Nothing in the records may be left out or altered; reproduce them all exactly.

** begin **

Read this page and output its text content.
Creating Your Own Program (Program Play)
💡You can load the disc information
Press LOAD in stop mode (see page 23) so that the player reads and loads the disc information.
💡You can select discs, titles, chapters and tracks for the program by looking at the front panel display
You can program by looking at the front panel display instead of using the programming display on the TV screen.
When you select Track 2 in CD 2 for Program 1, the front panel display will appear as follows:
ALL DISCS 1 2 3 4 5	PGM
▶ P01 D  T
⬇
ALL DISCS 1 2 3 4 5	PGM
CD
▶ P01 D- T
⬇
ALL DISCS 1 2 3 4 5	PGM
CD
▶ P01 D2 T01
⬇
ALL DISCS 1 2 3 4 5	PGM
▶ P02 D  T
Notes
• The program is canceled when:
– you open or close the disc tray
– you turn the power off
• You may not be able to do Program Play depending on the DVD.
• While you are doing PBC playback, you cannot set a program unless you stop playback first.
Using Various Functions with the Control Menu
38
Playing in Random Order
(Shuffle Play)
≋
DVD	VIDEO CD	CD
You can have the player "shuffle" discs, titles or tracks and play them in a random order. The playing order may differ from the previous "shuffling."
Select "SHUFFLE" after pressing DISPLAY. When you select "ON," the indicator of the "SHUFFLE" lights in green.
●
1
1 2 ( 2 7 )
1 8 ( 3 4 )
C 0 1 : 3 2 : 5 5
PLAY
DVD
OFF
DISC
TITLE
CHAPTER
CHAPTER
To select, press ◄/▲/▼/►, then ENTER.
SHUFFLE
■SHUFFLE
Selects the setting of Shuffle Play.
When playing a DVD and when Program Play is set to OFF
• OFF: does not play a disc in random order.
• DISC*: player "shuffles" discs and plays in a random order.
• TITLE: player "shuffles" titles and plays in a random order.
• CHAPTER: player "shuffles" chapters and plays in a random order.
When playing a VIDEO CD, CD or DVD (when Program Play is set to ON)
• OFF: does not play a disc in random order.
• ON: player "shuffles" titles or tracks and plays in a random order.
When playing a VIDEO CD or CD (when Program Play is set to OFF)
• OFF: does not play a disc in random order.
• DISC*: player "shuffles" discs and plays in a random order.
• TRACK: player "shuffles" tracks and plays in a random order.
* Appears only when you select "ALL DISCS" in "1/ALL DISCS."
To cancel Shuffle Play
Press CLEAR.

** end **

Solution —
Read this page and output its text content.
Creating Your Own Program (Program Play)
💡You can load the disc information
Press LOAD in stop mode (see page 23) so that the player reads and loads the disc information.
💡You can select discs, titles, chapters and tracks for the program by looking at the front panel display
You can program by looking at the front panel display instead of using the programming display on the TV screen.
When you select Track 2 in CD 2 for Program 1, the front panel display will appear as follows:
ALL DISCS 1 2 3 4 5	PGM
▶ P01 D  T
⬇
ALL DISCS 1 2 3 4 5	PGM
CD
▶ P01 D- T
⬇
ALL DISCS 1 2 3 4 5	PGM
CD
▶ P01 D2 T01
⬇
ALL DISCS 1 2 3 4 5	PGM
▶ P02 D  T
Notes
• The program is canceled when:
– you open or close the disc tray
– you turn the power off
• You may not be able to do Program Play depending on the DVD.
• While you are doing PBC playback, you cannot set a program unless you stop playback first.
Using Various Functions with the Control Menu
38
Playing in Random Order
(Shuffle Play)
≋
DVD	VIDEO CD	CD
You can have the player "shuffle" discs, titles or tracks and play them in a random order. The playing order may differ from the previous "shuffling."
Select "SHUFFLE" after pressing DISPLAY. When you select "ON," the indicator of the "SHUFFLE" lights in green.
●
1
1 2 ( 2 7 )
1 8 ( 3 4 )
C 0 1 : 3 2 : 5 5
PLAY
DVD
OFF
DISC
TITLE
CHAPTER
CHAPTER
To select, press ◄/▲/▼/►, then ENTER.
SHUFFLE
■SHUFFLE
Selects the setting of Shuffle Play.
When playing a DVD and when Program Play is set to OFF
• OFF: does not play a disc in random order.
• DISC*: player "shuffles" discs and plays in a random order.
• TITLE: player "shuffles" titles and plays in a random order.
• CHAPTER: player "shuffles" chapters and plays in a random order.
When playing a VIDEO CD, CD or DVD (when Program Play is set to ON)
• OFF: does not play a disc in random order.
• ON: player "shuffles" titles or tracks and plays in a random order.
When playing a VIDEO CD or CD (when Program Play is set to OFF)
• OFF: does not play a disc in random order.
• DISC*: player "shuffles" discs and plays in a random order.
• TRACK: player "shuffles" tracks and plays in a random order.
* Appears only when you select "ALL DISCS" in "1/ALL DISCS."
To cancel Shuffle Play
Press CLEAR.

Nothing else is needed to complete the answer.